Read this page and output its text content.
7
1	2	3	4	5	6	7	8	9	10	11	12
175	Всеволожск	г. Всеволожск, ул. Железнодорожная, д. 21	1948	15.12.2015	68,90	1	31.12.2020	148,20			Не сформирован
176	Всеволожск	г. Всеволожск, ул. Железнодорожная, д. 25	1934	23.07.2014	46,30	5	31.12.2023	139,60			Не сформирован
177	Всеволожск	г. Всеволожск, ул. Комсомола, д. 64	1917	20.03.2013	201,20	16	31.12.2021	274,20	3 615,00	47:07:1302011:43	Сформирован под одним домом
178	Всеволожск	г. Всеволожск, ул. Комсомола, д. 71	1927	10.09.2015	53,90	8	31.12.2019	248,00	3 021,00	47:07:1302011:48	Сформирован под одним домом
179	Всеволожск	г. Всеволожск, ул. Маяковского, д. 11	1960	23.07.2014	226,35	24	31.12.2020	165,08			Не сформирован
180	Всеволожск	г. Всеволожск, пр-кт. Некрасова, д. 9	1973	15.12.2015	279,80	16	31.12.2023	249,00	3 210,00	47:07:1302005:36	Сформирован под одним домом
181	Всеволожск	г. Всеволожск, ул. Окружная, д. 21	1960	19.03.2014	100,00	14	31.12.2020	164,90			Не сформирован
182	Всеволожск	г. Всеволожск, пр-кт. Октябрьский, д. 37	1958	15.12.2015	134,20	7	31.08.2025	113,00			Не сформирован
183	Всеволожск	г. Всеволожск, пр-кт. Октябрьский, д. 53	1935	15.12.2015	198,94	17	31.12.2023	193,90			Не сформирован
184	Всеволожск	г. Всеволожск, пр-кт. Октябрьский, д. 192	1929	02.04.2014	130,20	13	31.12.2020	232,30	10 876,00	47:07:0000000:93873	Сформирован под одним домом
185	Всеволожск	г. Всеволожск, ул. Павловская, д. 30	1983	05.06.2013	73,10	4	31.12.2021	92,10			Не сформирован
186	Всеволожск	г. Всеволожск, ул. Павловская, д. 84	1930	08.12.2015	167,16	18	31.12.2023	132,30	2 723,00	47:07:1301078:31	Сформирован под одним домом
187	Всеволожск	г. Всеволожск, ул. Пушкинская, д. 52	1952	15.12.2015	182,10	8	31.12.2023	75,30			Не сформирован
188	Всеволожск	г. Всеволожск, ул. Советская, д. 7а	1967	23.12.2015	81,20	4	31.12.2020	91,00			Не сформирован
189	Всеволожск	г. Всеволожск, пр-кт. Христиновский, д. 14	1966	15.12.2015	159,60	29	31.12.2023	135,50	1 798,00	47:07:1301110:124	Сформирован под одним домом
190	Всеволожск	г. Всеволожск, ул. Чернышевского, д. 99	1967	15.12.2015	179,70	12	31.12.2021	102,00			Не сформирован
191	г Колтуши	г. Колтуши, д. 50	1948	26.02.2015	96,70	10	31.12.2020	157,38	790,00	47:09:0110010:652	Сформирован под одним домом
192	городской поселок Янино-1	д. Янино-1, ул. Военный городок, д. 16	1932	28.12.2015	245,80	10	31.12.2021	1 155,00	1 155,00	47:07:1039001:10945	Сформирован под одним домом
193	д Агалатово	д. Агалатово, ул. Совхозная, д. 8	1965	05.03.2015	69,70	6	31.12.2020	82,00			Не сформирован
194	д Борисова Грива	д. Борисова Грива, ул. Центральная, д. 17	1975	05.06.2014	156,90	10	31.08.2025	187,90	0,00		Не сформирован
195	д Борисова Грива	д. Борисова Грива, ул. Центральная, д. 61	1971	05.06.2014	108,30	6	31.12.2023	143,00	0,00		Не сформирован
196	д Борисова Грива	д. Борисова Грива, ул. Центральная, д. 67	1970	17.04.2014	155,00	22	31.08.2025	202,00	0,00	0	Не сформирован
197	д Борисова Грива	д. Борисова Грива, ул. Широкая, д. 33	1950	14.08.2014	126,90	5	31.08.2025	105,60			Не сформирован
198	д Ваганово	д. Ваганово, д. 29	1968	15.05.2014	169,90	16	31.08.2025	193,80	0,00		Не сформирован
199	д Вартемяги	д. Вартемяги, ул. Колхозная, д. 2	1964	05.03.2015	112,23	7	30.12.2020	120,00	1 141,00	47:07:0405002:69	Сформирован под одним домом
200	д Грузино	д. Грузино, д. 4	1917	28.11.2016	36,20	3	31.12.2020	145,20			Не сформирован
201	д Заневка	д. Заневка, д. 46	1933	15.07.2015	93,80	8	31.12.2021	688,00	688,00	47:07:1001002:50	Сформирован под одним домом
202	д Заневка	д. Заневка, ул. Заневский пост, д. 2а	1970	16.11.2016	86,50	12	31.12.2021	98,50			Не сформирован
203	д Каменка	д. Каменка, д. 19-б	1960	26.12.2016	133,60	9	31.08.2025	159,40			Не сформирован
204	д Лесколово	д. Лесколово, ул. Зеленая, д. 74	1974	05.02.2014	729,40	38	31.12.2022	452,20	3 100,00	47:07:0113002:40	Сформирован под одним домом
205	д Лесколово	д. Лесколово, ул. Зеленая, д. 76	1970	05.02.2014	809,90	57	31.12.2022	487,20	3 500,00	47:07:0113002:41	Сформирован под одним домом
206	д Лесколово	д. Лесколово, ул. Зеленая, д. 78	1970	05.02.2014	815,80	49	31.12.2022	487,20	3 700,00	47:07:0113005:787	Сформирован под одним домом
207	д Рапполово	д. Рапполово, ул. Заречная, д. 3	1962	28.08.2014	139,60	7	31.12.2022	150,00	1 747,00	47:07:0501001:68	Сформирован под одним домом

________________________________________

§ Your goal: Find every line holding the word "Комсомола"; give their count and nothing else.

§ Full solution: 2